Start Input records

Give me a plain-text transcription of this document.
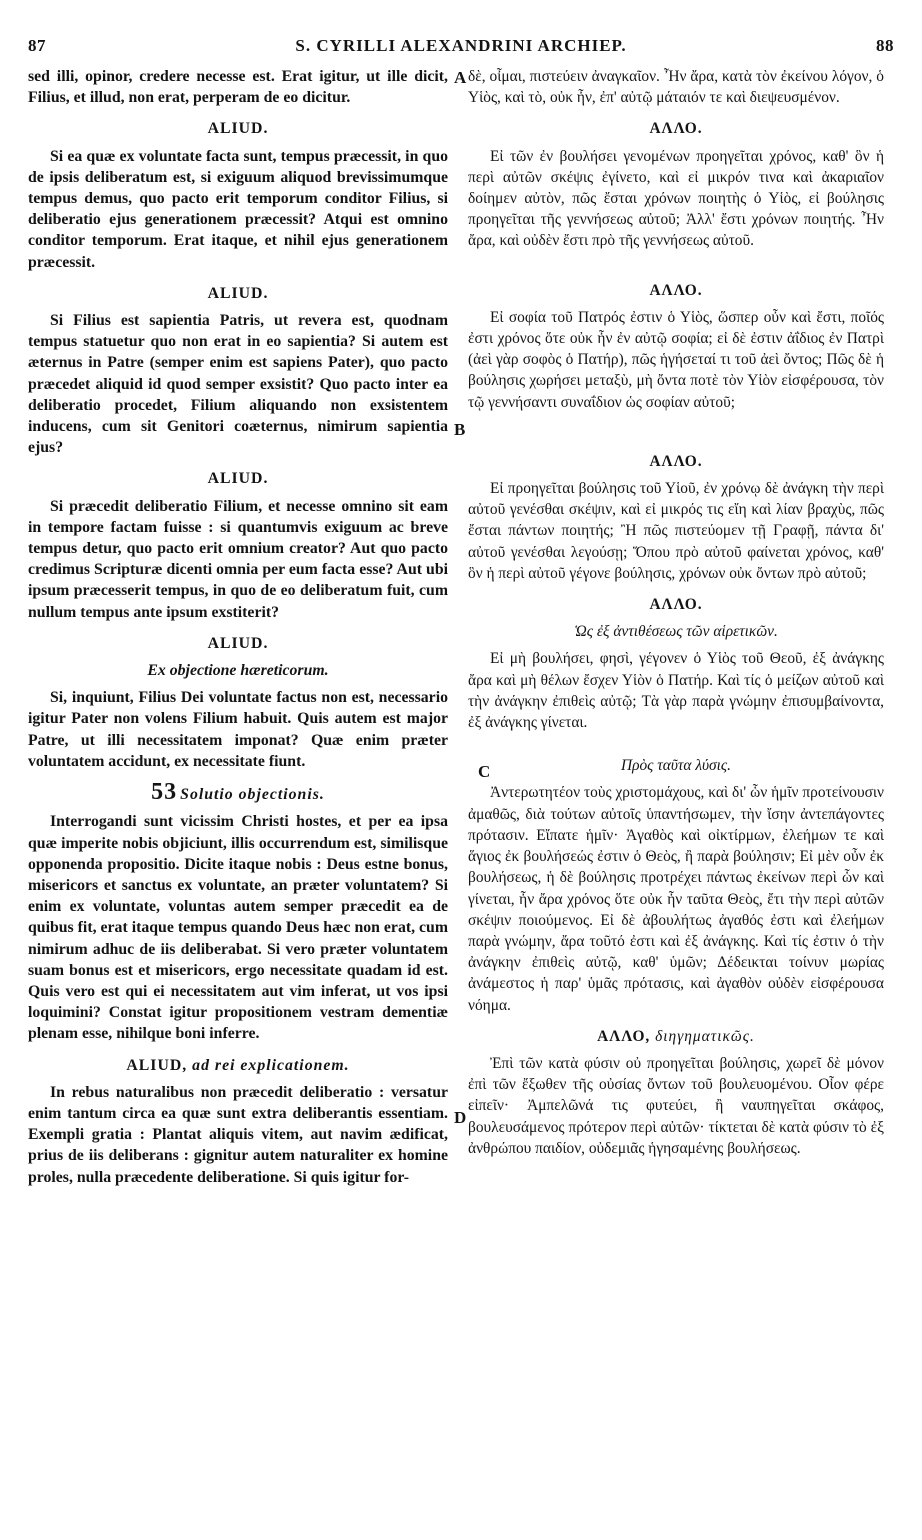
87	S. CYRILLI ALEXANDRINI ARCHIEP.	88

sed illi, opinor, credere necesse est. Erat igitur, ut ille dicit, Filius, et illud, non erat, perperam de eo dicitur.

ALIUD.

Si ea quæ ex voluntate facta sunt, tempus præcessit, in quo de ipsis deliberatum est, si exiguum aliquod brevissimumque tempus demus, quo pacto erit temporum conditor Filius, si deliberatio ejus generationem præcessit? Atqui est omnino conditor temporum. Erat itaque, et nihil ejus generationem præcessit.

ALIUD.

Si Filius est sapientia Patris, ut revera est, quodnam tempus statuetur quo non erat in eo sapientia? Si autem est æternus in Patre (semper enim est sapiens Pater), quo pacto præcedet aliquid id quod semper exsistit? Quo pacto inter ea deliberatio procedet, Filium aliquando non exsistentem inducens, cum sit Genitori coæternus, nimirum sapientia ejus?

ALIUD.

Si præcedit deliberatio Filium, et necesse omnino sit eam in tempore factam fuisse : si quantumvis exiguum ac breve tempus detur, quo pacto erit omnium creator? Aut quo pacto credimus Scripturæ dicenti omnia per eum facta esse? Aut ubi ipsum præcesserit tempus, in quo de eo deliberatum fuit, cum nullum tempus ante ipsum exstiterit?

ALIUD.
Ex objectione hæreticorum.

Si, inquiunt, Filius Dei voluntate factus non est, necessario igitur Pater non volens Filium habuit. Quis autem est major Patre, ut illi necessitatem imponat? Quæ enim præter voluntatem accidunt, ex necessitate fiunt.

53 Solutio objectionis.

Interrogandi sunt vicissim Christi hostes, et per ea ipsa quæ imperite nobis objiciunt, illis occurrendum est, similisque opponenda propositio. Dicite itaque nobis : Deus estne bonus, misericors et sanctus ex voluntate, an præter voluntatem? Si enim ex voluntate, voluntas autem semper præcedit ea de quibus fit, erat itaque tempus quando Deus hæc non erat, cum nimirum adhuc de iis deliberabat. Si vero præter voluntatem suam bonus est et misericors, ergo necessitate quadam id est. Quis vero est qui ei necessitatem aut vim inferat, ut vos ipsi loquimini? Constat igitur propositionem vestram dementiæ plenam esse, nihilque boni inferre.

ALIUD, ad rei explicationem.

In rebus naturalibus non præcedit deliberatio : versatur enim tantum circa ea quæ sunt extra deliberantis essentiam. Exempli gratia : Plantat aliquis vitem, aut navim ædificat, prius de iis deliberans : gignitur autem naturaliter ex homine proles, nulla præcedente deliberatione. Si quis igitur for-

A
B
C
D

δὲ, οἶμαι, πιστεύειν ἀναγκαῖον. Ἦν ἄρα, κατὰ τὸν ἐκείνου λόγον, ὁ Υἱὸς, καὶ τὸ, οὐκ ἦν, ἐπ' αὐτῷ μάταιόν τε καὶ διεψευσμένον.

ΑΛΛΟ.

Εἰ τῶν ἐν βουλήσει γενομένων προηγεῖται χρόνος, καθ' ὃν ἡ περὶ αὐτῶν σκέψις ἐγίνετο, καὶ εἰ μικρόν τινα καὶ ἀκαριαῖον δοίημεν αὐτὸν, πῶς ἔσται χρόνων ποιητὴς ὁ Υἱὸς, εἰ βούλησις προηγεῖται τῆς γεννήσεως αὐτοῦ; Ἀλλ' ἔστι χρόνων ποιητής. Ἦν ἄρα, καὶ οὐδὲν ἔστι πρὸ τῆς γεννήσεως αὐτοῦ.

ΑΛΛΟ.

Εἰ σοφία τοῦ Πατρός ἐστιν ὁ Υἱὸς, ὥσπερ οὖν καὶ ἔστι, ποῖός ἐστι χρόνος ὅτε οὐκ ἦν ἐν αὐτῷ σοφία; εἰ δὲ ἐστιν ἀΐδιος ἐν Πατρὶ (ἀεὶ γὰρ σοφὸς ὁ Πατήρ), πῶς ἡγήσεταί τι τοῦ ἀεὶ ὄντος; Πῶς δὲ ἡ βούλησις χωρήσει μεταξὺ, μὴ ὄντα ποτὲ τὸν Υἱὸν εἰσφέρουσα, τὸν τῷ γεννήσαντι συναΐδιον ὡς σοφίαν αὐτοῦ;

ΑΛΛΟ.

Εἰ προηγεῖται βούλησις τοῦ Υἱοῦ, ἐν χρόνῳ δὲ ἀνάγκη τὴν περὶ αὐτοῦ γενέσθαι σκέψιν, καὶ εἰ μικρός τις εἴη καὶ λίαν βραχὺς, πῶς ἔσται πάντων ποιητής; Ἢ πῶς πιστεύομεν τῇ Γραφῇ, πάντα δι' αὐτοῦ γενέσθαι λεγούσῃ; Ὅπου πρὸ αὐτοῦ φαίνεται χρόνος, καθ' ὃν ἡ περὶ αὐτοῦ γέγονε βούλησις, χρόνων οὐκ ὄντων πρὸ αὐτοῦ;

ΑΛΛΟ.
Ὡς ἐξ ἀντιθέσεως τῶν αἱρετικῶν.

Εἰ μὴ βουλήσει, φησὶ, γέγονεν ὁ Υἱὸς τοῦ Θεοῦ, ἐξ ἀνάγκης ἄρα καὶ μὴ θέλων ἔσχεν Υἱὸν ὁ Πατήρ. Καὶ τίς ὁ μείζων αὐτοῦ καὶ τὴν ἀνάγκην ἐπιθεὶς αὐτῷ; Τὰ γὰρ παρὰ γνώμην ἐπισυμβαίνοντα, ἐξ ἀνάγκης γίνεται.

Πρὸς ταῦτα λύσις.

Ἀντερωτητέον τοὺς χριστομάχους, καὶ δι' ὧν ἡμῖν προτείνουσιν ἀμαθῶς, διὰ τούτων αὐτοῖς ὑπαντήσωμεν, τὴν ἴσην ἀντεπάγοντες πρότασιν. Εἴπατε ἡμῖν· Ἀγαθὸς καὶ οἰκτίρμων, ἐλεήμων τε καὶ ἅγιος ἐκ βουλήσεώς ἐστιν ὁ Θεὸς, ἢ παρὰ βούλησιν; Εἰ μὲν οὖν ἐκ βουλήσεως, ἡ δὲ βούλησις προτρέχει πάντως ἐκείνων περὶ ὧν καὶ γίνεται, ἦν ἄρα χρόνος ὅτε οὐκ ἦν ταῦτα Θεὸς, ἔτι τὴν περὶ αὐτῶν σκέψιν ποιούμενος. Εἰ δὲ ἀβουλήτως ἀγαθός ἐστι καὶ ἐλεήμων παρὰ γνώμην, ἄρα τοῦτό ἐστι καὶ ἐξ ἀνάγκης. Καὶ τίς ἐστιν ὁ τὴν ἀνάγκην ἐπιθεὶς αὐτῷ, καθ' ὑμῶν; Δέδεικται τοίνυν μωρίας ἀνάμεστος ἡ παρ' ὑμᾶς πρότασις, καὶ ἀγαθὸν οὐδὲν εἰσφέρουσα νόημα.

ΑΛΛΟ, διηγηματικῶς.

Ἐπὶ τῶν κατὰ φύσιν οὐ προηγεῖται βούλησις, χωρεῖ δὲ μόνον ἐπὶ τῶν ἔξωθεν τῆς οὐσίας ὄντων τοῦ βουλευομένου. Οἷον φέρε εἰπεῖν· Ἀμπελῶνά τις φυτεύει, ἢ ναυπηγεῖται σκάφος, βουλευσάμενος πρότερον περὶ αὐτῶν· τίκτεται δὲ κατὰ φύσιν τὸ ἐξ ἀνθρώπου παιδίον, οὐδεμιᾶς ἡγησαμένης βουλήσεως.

End Input records

### Problem details:
Omit any images, then output the listing exactly.

### Finished answer:
Give me a plain-text transcription of this document.
87	S. CYRILLI ALEXANDRINI ARCHIEP.	88

sed illi, opinor, credere necesse est. Erat igitur, ut ille dicit, Filius, et illud, non erat, perperam de eo dicitur.

ALIUD.

Si ea quæ ex voluntate facta sunt, tempus præcessit, in quo de ipsis deliberatum est, si exiguum aliquod brevissimumque tempus demus, quo pacto erit temporum conditor Filius, si deliberatio ejus generationem præcessit? Atqui est omnino conditor temporum. Erat itaque, et nihil ejus generationem præcessit.

ALIUD.

Si Filius est sapientia Patris, ut revera est, quodnam tempus statuetur quo non erat in eo sapientia? Si autem est æternus in Patre (semper enim est sapiens Pater), quo pacto præcedet aliquid id quod semper exsistit? Quo pacto inter ea deliberatio procedet, Filium aliquando non exsistentem inducens, cum sit Genitori coæternus, nimirum sapientia ejus?

ALIUD.

Si præcedit deliberatio Filium, et necesse omnino sit eam in tempore factam fuisse : si quantumvis exiguum ac breve tempus detur, quo pacto erit omnium creator? Aut quo pacto credimus Scripturæ dicenti omnia per eum facta esse? Aut ubi ipsum præcesserit tempus, in quo de eo deliberatum fuit, cum nullum tempus ante ipsum exstiterit?

ALIUD.
Ex objectione hæreticorum.

Si, inquiunt, Filius Dei voluntate factus non est, necessario igitur Pater non volens Filium habuit. Quis autem est major Patre, ut illi necessitatem imponat? Quæ enim præter voluntatem accidunt, ex necessitate fiunt.

53 Solutio objectionis.

Interrogandi sunt vicissim Christi hostes, et per ea ipsa quæ imperite nobis objiciunt, illis occurrendum est, similisque opponenda propositio. Dicite itaque nobis : Deus estne bonus, misericors et sanctus ex voluntate, an præter voluntatem? Si enim ex voluntate, voluntas autem semper præcedit ea de quibus fit, erat itaque tempus quando Deus hæc non erat, cum nimirum adhuc de iis deliberabat. Si vero præter voluntatem suam bonus est et misericors, ergo necessitate quadam id est. Quis vero est qui ei necessitatem aut vim inferat, ut vos ipsi loquimini? Constat igitur propositionem vestram dementiæ plenam esse, nihilque boni inferre.

ALIUD, ad rei explicationem.

In rebus naturalibus non præcedit deliberatio : versatur enim tantum circa ea quæ sunt extra deliberantis essentiam. Exempli gratia : Plantat aliquis vitem, aut navim ædificat, prius de iis deliberans : gignitur autem naturaliter ex homine proles, nulla præcedente deliberatione. Si quis igitur for-

A
B
C
D

δὲ, οἶμαι, πιστεύειν ἀναγκαῖον. Ἦν ἄρα, κατὰ τὸν ἐκείνου λόγον, ὁ Υἱὸς, καὶ τὸ, οὐκ ἦν, ἐπ' αὐτῷ μάταιόν τε καὶ διεψευσμένον.

ΑΛΛΟ.

Εἰ τῶν ἐν βουλήσει γενομένων προηγεῖται χρόνος, καθ' ὃν ἡ περὶ αὐτῶν σκέψις ἐγίνετο, καὶ εἰ μικρόν τινα καὶ ἀκαριαῖον δοίημεν αὐτὸν, πῶς ἔσται χρόνων ποιητὴς ὁ Υἱὸς, εἰ βούλησις προηγεῖται τῆς γεννήσεως αὐτοῦ; Ἀλλ' ἔστι χρόνων ποιητής. Ἦν ἄρα, καὶ οὐδὲν ἔστι πρὸ τῆς γεννήσεως αὐτοῦ.

ΑΛΛΟ.

Εἰ σοφία τοῦ Πατρός ἐστιν ὁ Υἱὸς, ὥσπερ οὖν καὶ ἔστι, ποῖός ἐστι χρόνος ὅτε οὐκ ἦν ἐν αὐτῷ σοφία; εἰ δὲ ἐστιν ἀΐδιος ἐν Πατρὶ (ἀεὶ γὰρ σοφὸς ὁ Πατήρ), πῶς ἡγήσεταί τι τοῦ ἀεὶ ὄντος; Πῶς δὲ ἡ βούλησις χωρήσει μεταξὺ, μὴ ὄντα ποτὲ τὸν Υἱὸν εἰσφέρουσα, τὸν τῷ γεννήσαντι συναΐδιον ὡς σοφίαν αὐτοῦ;

ΑΛΛΟ.

Εἰ προηγεῖται βούλησις τοῦ Υἱοῦ, ἐν χρόνῳ δὲ ἀνάγκη τὴν περὶ αὐτοῦ γενέσθαι σκέψιν, καὶ εἰ μικρός τις εἴη καὶ λίαν βραχὺς, πῶς ἔσται πάντων ποιητής; Ἢ πῶς πιστεύομεν τῇ Γραφῇ, πάντα δι' αὐτοῦ γενέσθαι λεγούσῃ; Ὅπου πρὸ αὐτοῦ φαίνεται χρόνος, καθ' ὃν ἡ περὶ αὐτοῦ γέγονε βούλησις, χρόνων οὐκ ὄντων πρὸ αὐτοῦ;

ΑΛΛΟ.
Ὡς ἐξ ἀντιθέσεως τῶν αἱρετικῶν.

Εἰ μὴ βουλήσει, φησὶ, γέγονεν ὁ Υἱὸς τοῦ Θεοῦ, ἐξ ἀνάγκης ἄρα καὶ μὴ θέλων ἔσχεν Υἱὸν ὁ Πατήρ. Καὶ τίς ὁ μείζων αὐτοῦ καὶ τὴν ἀνάγκην ἐπιθεὶς αὐτῷ; Τὰ γὰρ παρὰ γνώμην ἐπισυμβαίνοντα, ἐξ ἀνάγκης γίνεται.

Πρὸς ταῦτα λύσις.

Ἀντερωτητέον τοὺς χριστομάχους, καὶ δι' ὧν ἡμῖν προτείνουσιν ἀμαθῶς, διὰ τούτων αὐτοῖς ὑπαντήσωμεν, τὴν ἴσην ἀντεπάγοντες πρότασιν. Εἴπατε ἡμῖν· Ἀγαθὸς καὶ οἰκτίρμων, ἐλεήμων τε καὶ ἅγιος ἐκ βουλήσεώς ἐστιν ὁ Θεὸς, ἢ παρὰ βούλησιν; Εἰ μὲν οὖν ἐκ βουλήσεως, ἡ δὲ βούλησις προτρέχει πάντως ἐκείνων περὶ ὧν καὶ γίνεται, ἦν ἄρα χρόνος ὅτε οὐκ ἦν ταῦτα Θεὸς, ἔτι τὴν περὶ αὐτῶν σκέψιν ποιούμενος. Εἰ δὲ ἀβουλήτως ἀγαθός ἐστι καὶ ἐλεήμων παρὰ γνώμην, ἄρα τοῦτό ἐστι καὶ ἐξ ἀνάγκης. Καὶ τίς ἐστιν ὁ τὴν ἀνάγκην ἐπιθεὶς αὐτῷ, καθ' ὑμῶν; Δέδεικται τοίνυν μωρίας ἀνάμεστος ἡ παρ' ὑμᾶς πρότασις, καὶ ἀγαθὸν οὐδὲν εἰσφέρουσα νόημα.

ΑΛΛΟ, διηγηματικῶς.

Ἐπὶ τῶν κατὰ φύσιν οὐ προηγεῖται βούλησις, χωρεῖ δὲ μόνον ἐπὶ τῶν ἔξωθεν τῆς οὐσίας ὄντων τοῦ βουλευομένου. Οἷον φέρε εἰπεῖν· Ἀμπελῶνά τις φυτεύει, ἢ ναυπηγεῖται σκάφος, βουλευσάμενος πρότερον περὶ αὐτῶν· τίκτεται δὲ κατὰ φύσιν τὸ ἐξ ἀνθρώπου παιδίον, οὐδεμιᾶς ἡγησαμένης βουλήσεως.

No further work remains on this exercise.